* [EXERCISE BRIEF] Retype the records below word for word and omit any image.

Dataset entries on figures:
* * * * * * *

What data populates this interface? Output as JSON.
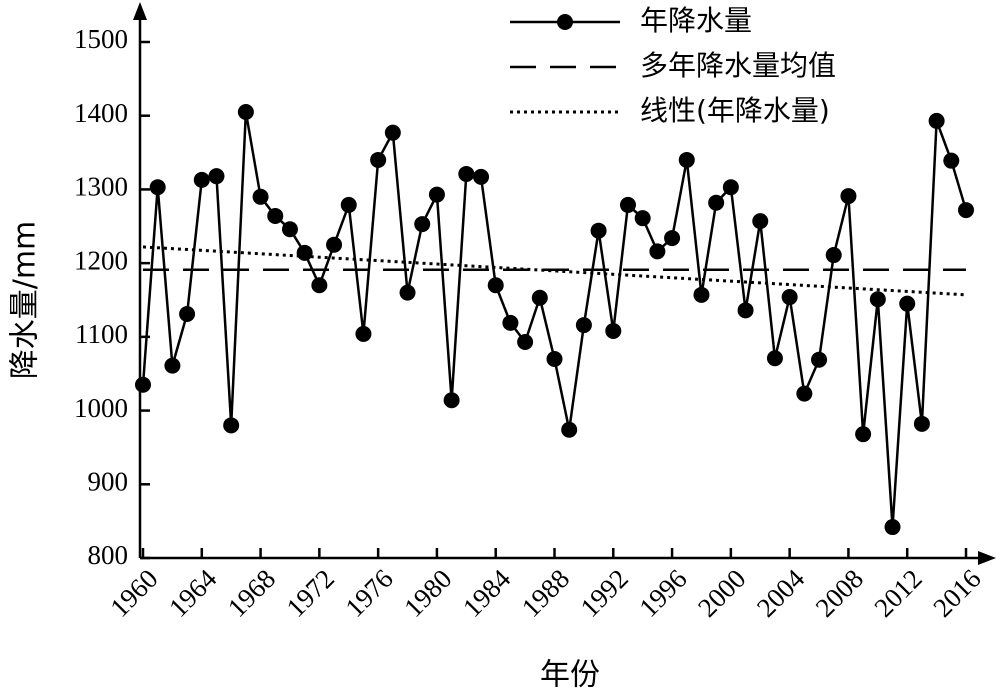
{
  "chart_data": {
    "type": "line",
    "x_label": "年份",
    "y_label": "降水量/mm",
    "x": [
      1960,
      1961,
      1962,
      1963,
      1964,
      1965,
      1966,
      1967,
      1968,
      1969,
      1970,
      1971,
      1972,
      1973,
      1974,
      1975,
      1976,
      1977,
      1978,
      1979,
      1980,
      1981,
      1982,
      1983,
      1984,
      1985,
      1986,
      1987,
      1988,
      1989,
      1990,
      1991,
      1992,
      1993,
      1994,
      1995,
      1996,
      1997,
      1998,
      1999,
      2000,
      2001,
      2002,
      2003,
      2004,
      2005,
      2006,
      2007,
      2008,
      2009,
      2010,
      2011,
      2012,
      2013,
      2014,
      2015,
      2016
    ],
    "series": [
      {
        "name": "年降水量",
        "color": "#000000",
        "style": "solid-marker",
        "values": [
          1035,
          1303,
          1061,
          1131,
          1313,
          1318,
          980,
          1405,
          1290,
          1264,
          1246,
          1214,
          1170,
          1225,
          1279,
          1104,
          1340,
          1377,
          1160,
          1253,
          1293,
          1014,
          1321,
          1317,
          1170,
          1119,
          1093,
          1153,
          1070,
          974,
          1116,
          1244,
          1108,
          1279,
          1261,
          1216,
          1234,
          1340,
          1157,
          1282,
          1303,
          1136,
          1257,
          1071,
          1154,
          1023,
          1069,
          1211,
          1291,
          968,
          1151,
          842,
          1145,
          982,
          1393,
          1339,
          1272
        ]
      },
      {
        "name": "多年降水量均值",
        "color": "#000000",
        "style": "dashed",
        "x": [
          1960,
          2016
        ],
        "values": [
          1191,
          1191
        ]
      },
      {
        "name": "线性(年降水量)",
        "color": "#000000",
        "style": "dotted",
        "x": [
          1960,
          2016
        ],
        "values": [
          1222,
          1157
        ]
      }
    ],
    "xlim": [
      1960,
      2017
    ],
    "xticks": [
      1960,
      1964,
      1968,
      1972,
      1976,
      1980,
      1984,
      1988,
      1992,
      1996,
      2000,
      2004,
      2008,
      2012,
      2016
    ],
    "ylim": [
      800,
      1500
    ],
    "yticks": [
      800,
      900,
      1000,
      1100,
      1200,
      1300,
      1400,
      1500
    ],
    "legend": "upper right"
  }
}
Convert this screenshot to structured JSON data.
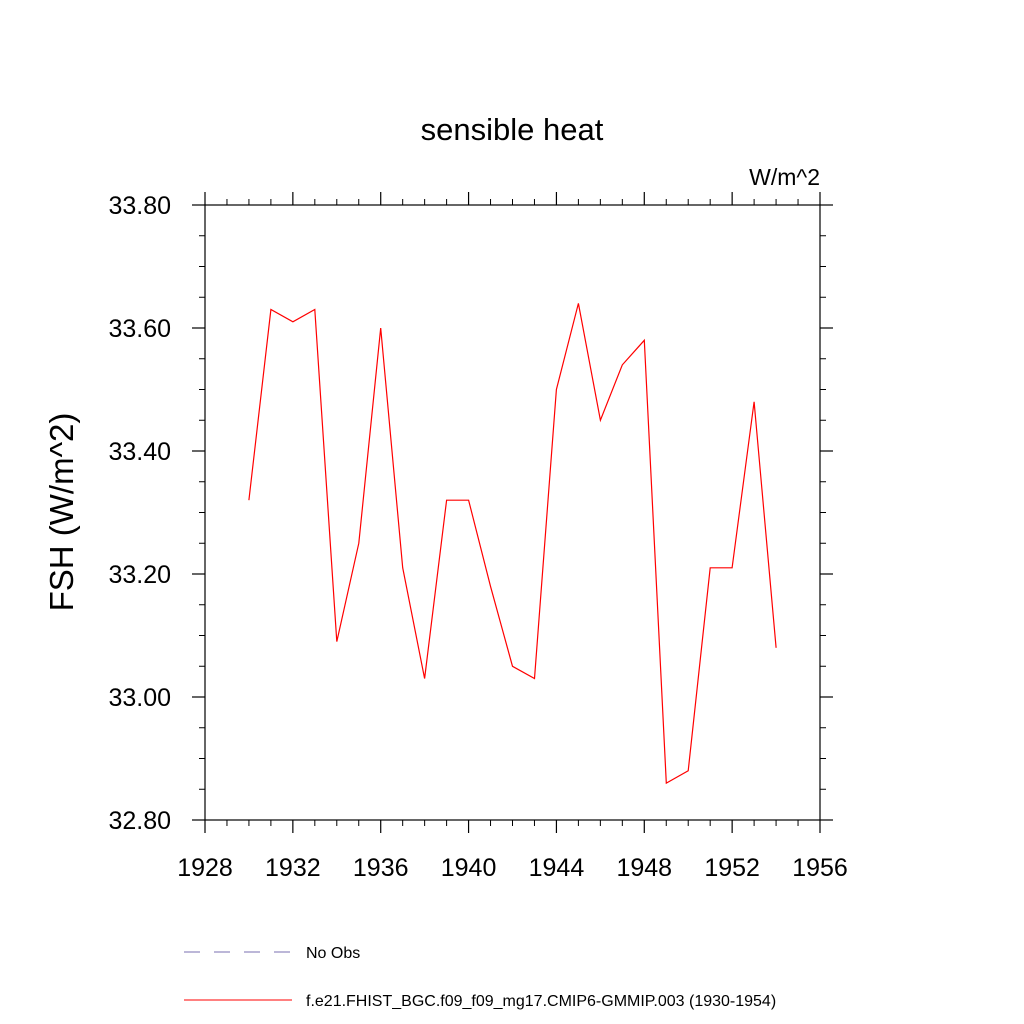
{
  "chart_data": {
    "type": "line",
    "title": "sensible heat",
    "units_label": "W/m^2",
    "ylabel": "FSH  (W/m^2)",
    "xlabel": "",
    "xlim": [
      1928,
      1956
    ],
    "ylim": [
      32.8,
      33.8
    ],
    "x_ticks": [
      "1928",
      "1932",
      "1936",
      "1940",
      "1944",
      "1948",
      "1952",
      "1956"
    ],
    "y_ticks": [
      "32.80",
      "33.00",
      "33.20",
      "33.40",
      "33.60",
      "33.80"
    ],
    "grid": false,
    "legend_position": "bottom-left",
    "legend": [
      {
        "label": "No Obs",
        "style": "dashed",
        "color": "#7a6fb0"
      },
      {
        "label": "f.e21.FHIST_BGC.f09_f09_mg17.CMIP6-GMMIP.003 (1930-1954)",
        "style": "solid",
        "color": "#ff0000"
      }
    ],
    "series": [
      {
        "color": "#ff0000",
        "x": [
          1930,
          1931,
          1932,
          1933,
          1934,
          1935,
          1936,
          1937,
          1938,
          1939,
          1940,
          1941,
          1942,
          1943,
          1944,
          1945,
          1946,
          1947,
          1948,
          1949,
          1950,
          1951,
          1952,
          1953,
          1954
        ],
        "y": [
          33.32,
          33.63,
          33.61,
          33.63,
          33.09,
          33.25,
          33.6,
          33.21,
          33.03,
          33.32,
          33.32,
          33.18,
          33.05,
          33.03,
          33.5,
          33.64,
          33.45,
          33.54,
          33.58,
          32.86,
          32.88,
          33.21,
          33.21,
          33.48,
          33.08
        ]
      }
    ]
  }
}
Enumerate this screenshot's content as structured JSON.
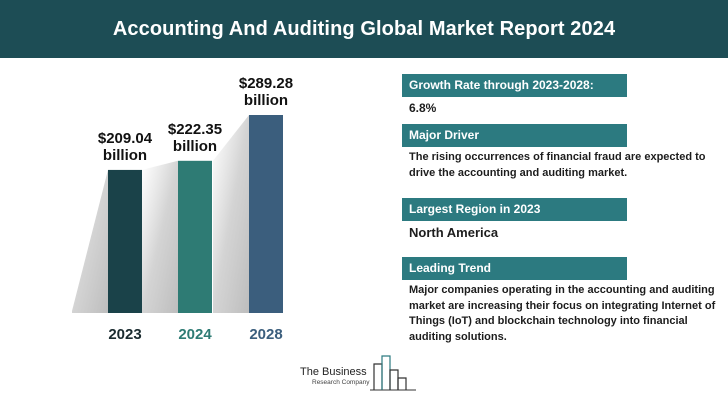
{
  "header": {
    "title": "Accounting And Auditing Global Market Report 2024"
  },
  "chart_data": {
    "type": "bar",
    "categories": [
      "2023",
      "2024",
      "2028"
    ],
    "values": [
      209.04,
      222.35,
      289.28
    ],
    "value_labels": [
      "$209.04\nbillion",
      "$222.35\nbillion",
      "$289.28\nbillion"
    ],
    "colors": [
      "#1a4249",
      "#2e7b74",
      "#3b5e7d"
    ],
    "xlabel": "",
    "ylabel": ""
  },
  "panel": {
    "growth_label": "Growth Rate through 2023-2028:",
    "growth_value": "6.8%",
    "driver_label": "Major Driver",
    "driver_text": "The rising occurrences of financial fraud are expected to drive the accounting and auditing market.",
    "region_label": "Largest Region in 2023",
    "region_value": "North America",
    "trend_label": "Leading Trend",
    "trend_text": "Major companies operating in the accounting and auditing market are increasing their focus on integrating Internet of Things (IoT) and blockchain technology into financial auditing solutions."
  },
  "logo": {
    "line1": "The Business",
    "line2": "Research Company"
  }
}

* * * * * * *

* [EXERCISE ANSWER]
What data populates this interface? Output as JSON.
{
  "chart_data": {
    "type": "line",
    "x_label": "年份",
    "y_label": "降水量/mm",
    "x": [
      1960,
      1961,
      1962,
      1963,
      1964,
      1965,
      1966,
      1967,
      1968,
      1969,
      1970,
      1971,
      1972,
      1973,
      1974,
      1975,
      1976,
      1977,
      1978,
      1979,
      1980,
      1981,
      1982,
      1983,
      1984,
      1985,
      1986,
      1987,
      1988,
      1989,
      1990,
      1991,
      1992,
      1993,
      1994,
      1995,
      1996,
      1997,
      1998,
      1999,
      2000,
      2001,
      2002,
      2003,
      2004,
      2005,
      2006,
      2007,
      2008,
      2009,
      2010,
      2011,
      2012,
      2013,
      2014,
      2015,
      2016
    ],
    "series": [
      {
        "name": "年降水量",
        "color": "#000000",
        "style": "solid-marker",
        "values": [
          1035,
          1303,
          1061,
          1131,
          1313,
          1318,
          980,
          1405,
          1290,
          1264,
          1246,
          1214,
          1170,
          1225,
          1279,
          1104,
          1340,
          1377,
          1160,
          1253,
          1293,
          1014,
          1321,
          1317,
          1170,
          1119,
          1093,
          1153,
          1070,
          974,
          1116,
          1244,
          1108,
          1279,
          1261,
          1216,
          1234,
          1340,
          1157,
          1282,
          1303,
          1136,
          1257,
          1071,
          1154,
          1023,
          1069,
          1211,
          1291,
          968,
          1151,
          842,
          1145,
          982,
          1393,
          1339,
          1272
        ]
      },
      {
        "name": "多年降水量均值",
        "color": "#000000",
        "style": "dashed",
        "x": [
          1960,
          2016
        ],
        "values": [
          1191,
          1191
        ]
      },
      {
        "name": "线性(年降水量)",
        "color": "#000000",
        "style": "dotted",
        "x": [
          1960,
          2016
        ],
        "values": [
          1222,
          1157
        ]
      }
    ],
    "xlim": [
      1960,
      2017
    ],
    "xticks": [
      1960,
      1964,
      1968,
      1972,
      1976,
      1980,
      1984,
      1988,
      1992,
      1996,
      2000,
      2004,
      2008,
      2012,
      2016
    ],
    "ylim": [
      800,
      1500
    ],
    "yticks": [
      800,
      900,
      1000,
      1100,
      1200,
      1300,
      1400,
      1500
    ],
    "legend": "upper right"
  }
}
Convert this screenshot to structured JSON data.
{
  "chart_data": {
    "type": "line",
    "title": "sensible heat",
    "units_label": "W/m^2",
    "ylabel": "FSH  (W/m^2)",
    "xlabel": "",
    "xlim": [
      1928,
      1956
    ],
    "ylim": [
      32.8,
      33.8
    ],
    "x_ticks": [
      "1928",
      "1932",
      "1936",
      "1940",
      "1944",
      "1948",
      "1952",
      "1956"
    ],
    "y_ticks": [
      "32.80",
      "33.00",
      "33.20",
      "33.40",
      "33.60",
      "33.80"
    ],
    "grid": false,
    "legend_position": "bottom-left",
    "legend": [
      {
        "label": "No Obs",
        "style": "dashed",
        "color": "#7a6fb0"
      },
      {
        "label": "f.e21.FHIST_BGC.f09_f09_mg17.CMIP6-GMMIP.003 (1930-1954)",
        "style": "solid",
        "color": "#ff0000"
      }
    ],
    "series": [
      {
        "color": "#ff0000",
        "x": [
          1930,
          1931,
          1932,
          1933,
          1934,
          1935,
          1936,
          1937,
          1938,
          1939,
          1940,
          1941,
          1942,
          1943,
          1944,
          1945,
          1946,
          1947,
          1948,
          1949,
          1950,
          1951,
          1952,
          1953,
          1954
        ],
        "y": [
          33.32,
          33.63,
          33.61,
          33.63,
          33.09,
          33.25,
          33.6,
          33.21,
          33.03,
          33.32,
          33.32,
          33.18,
          33.05,
          33.03,
          33.5,
          33.64,
          33.45,
          33.54,
          33.58,
          32.86,
          32.88,
          33.21,
          33.21,
          33.48,
          33.08
        ]
      }
    ]
  }
}
Enumerate this screenshot's content as structured JSON.
{
  "header": {
    "title": "Accounting And Auditing Global Market Report 2024"
  },
  "chart_data": {
    "type": "bar",
    "categories": [
      "2023",
      "2024",
      "2028"
    ],
    "values": [
      209.04,
      222.35,
      289.28
    ],
    "value_labels": [
      "$209.04\nbillion",
      "$222.35\nbillion",
      "$289.28\nbillion"
    ],
    "colors": [
      "#1a4249",
      "#2e7b74",
      "#3b5e7d"
    ],
    "xlabel": "",
    "ylabel": ""
  },
  "panel": {
    "growth_label": "Growth Rate through 2023-2028:",
    "growth_value": "6.8%",
    "driver_label": "Major Driver",
    "driver_text": "The rising occurrences of financial fraud are expected to drive the accounting and auditing market.",
    "region_label": "Largest Region in 2023",
    "region_value": "North America",
    "trend_label": "Leading Trend",
    "trend_text": "Major companies operating in the accounting and auditing market are increasing their focus on integrating Internet of Things (IoT) and blockchain technology into financial auditing solutions."
  },
  "logo": {
    "line1": "The Business",
    "line2": "Research Company"
  }
}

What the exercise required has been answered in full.